Exercise aim -
Return the listing below word for word.

Collection entries
>>>
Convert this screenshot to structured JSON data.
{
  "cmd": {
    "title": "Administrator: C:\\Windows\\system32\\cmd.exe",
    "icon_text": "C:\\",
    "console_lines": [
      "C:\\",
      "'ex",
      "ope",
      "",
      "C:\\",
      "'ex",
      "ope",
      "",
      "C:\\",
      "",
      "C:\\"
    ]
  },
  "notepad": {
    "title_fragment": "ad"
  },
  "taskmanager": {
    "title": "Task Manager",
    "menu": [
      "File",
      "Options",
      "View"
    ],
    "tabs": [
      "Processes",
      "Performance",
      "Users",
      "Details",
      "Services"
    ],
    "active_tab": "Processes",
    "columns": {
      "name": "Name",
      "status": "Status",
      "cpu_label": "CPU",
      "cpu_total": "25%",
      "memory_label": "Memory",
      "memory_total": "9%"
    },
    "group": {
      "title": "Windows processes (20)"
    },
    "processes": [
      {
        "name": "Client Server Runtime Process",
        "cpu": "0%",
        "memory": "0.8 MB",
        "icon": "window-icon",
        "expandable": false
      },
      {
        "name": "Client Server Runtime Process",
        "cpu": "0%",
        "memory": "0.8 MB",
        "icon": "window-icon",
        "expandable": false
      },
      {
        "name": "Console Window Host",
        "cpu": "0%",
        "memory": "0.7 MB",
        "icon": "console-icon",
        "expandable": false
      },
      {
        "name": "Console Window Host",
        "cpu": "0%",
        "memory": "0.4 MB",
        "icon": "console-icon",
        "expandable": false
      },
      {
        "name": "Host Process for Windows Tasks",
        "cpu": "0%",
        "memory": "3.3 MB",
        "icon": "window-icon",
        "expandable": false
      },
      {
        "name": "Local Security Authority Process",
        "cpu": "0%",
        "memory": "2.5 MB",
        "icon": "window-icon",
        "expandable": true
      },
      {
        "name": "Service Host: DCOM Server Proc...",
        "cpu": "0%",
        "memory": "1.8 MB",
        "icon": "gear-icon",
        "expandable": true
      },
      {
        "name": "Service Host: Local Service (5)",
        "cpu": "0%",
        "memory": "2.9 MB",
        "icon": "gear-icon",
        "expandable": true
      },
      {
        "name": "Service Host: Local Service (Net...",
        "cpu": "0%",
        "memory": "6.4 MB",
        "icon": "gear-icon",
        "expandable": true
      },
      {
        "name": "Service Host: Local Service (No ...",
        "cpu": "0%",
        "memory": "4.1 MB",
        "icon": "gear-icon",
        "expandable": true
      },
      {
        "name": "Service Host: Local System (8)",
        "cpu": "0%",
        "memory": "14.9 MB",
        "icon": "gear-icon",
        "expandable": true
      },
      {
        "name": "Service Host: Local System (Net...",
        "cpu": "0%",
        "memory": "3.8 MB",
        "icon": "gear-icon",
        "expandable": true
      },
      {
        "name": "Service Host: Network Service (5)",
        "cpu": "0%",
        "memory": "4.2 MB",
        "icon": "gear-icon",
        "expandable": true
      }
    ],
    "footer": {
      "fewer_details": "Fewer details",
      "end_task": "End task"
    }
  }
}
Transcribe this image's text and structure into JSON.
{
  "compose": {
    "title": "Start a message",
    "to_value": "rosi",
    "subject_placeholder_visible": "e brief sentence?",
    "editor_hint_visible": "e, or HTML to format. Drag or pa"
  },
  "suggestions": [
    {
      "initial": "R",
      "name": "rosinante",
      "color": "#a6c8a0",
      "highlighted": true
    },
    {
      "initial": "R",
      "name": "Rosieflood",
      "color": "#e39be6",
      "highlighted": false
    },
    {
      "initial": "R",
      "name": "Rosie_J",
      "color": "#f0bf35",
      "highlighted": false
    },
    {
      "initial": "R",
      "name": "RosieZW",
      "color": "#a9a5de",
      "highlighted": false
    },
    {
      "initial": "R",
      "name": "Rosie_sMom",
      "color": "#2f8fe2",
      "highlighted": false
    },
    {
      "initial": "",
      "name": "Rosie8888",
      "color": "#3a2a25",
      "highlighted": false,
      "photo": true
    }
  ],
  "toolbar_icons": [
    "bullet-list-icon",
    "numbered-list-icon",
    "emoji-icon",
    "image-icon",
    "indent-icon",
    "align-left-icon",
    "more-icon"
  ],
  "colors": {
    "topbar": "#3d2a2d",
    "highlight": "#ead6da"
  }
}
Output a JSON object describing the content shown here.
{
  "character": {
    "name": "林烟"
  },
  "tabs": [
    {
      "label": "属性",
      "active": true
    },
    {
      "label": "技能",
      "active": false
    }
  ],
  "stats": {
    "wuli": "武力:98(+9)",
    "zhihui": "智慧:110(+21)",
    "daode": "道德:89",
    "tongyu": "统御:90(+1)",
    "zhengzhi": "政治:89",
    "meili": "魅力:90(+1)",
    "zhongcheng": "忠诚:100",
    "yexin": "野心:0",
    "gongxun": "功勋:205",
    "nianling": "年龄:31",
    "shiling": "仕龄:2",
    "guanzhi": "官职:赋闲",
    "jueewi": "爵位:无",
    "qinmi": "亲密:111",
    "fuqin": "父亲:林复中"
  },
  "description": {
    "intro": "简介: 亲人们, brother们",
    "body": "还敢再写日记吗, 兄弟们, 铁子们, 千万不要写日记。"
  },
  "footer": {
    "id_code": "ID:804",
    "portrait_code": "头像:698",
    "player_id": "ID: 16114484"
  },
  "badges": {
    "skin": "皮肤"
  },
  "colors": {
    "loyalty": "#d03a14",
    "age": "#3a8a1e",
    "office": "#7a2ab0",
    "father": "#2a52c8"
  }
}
<<<
Written answer -
Convert this screenshot to structured JSON data.
{
  "cmd": {
    "title": "Administrator: C:\\Windows\\system32\\cmd.exe",
    "icon_text": "C:\\",
    "console_lines": [
      "C:\\",
      "'ex",
      "ope",
      "",
      "C:\\",
      "'ex",
      "ope",
      "",
      "C:\\",
      "",
      "C:\\"
    ]
  },
  "notepad": {
    "title_fragment": "ad"
  },
  "taskmanager": {
    "title": "Task Manager",
    "menu": [
      "File",
      "Options",
      "View"
    ],
    "tabs": [
      "Processes",
      "Performance",
      "Users",
      "Details",
      "Services"
    ],
    "active_tab": "Processes",
    "columns": {
      "name": "Name",
      "status": "Status",
      "cpu_label": "CPU",
      "cpu_total": "25%",
      "memory_label": "Memory",
      "memory_total": "9%"
    },
    "group": {
      "title": "Windows processes (20)"
    },
    "processes": [
      {
        "name": "Client Server Runtime Process",
        "cpu": "0%",
        "memory": "0.8 MB",
        "icon": "window-icon",
        "expandable": false
      },
      {
        "name": "Client Server Runtime Process",
        "cpu": "0%",
        "memory": "0.8 MB",
        "icon": "window-icon",
        "expandable": false
      },
      {
        "name": "Console Window Host",
        "cpu": "0%",
        "memory": "0.7 MB",
        "icon": "console-icon",
        "expandable": false
      },
      {
        "name": "Console Window Host",
        "cpu": "0%",
        "memory": "0.4 MB",
        "icon": "console-icon",
        "expandable": false
      },
      {
        "name": "Host Process for Windows Tasks",
        "cpu": "0%",
        "memory": "3.3 MB",
        "icon": "window-icon",
        "expandable": false
      },
      {
        "name": "Local Security Authority Process",
        "cpu": "0%",
        "memory": "2.5 MB",
        "icon": "window-icon",
        "expandable": true
      },
      {
        "name": "Service Host: DCOM Server Proc...",
        "cpu": "0%",
        "memory": "1.8 MB",
        "icon": "gear-icon",
        "expandable": true
      },
      {
        "name": "Service Host: Local Service (5)",
        "cpu": "0%",
        "memory": "2.9 MB",
        "icon": "gear-icon",
        "expandable": true
      },
      {
        "name": "Service Host: Local Service (Net...",
        "cpu": "0%",
        "memory": "6.4 MB",
        "icon": "gear-icon",
        "expandable": true
      },
      {
        "name": "Service Host: Local Service (No ...",
        "cpu": "0%",
        "memory": "4.1 MB",
        "icon": "gear-icon",
        "expandable": true
      },
      {
        "name": "Service Host: Local System (8)",
        "cpu": "0%",
        "memory": "14.9 MB",
        "icon": "gear-icon",
        "expandable": true
      },
      {
        "name": "Service Host: Local System (Net...",
        "cpu": "0%",
        "memory": "3.8 MB",
        "icon": "gear-icon",
        "expandable": true
      },
      {
        "name": "Service Host: Network Service (5)",
        "cpu": "0%",
        "memory": "4.2 MB",
        "icon": "gear-icon",
        "expandable": true
      }
    ],
    "footer": {
      "fewer_details": "Fewer details",
      "end_task": "End task"
    }
  }
}
Transcribe this image's text and structure into JSON.
{
  "compose": {
    "title": "Start a message",
    "to_value": "rosi",
    "subject_placeholder_visible": "e brief sentence?",
    "editor_hint_visible": "e, or HTML to format. Drag or pa"
  },
  "suggestions": [
    {
      "initial": "R",
      "name": "rosinante",
      "color": "#a6c8a0",
      "highlighted": true
    },
    {
      "initial": "R",
      "name": "Rosieflood",
      "color": "#e39be6",
      "highlighted": false
    },
    {
      "initial": "R",
      "name": "Rosie_J",
      "color": "#f0bf35",
      "highlighted": false
    },
    {
      "initial": "R",
      "name": "RosieZW",
      "color": "#a9a5de",
      "highlighted": false
    },
    {
      "initial": "R",
      "name": "Rosie_sMom",
      "color": "#2f8fe2",
      "highlighted": false
    },
    {
      "initial": "",
      "name": "Rosie8888",
      "color": "#3a2a25",
      "highlighted": false,
      "photo": true
    }
  ],
  "toolbar_icons": [
    "bullet-list-icon",
    "numbered-list-icon",
    "emoji-icon",
    "image-icon",
    "indent-icon",
    "align-left-icon",
    "more-icon"
  ],
  "colors": {
    "topbar": "#3d2a2d",
    "highlight": "#ead6da"
  }
}
Output a JSON object describing the content shown here.
{
  "character": {
    "name": "林烟"
  },
  "tabs": [
    {
      "label": "属性",
      "active": true
    },
    {
      "label": "技能",
      "active": false
    }
  ],
  "stats": {
    "wuli": "武力:98(+9)",
    "zhihui": "智慧:110(+21)",
    "daode": "道德:89",
    "tongyu": "统御:90(+1)",
    "zhengzhi": "政治:89",
    "meili": "魅力:90(+1)",
    "zhongcheng": "忠诚:100",
    "yexin": "野心:0",
    "gongxun": "功勋:205",
    "nianling": "年龄:31",
    "shiling": "仕龄:2",
    "guanzhi": "官职:赋闲",
    "jueewi": "爵位:无",
    "qinmi": "亲密:111",
    "fuqin": "父亲:林复中"
  },
  "description": {
    "intro": "简介: 亲人们, brother们",
    "body": "还敢再写日记吗, 兄弟们, 铁子们, 千万不要写日记。"
  },
  "footer": {
    "id_code": "ID:804",
    "portrait_code": "头像:698",
    "player_id": "ID: 16114484"
  },
  "badges": {
    "skin": "皮肤"
  },
  "colors": {
    "loyalty": "#d03a14",
    "age": "#3a8a1e",
    "office": "#7a2ab0",
    "father": "#2a52c8"
  }
}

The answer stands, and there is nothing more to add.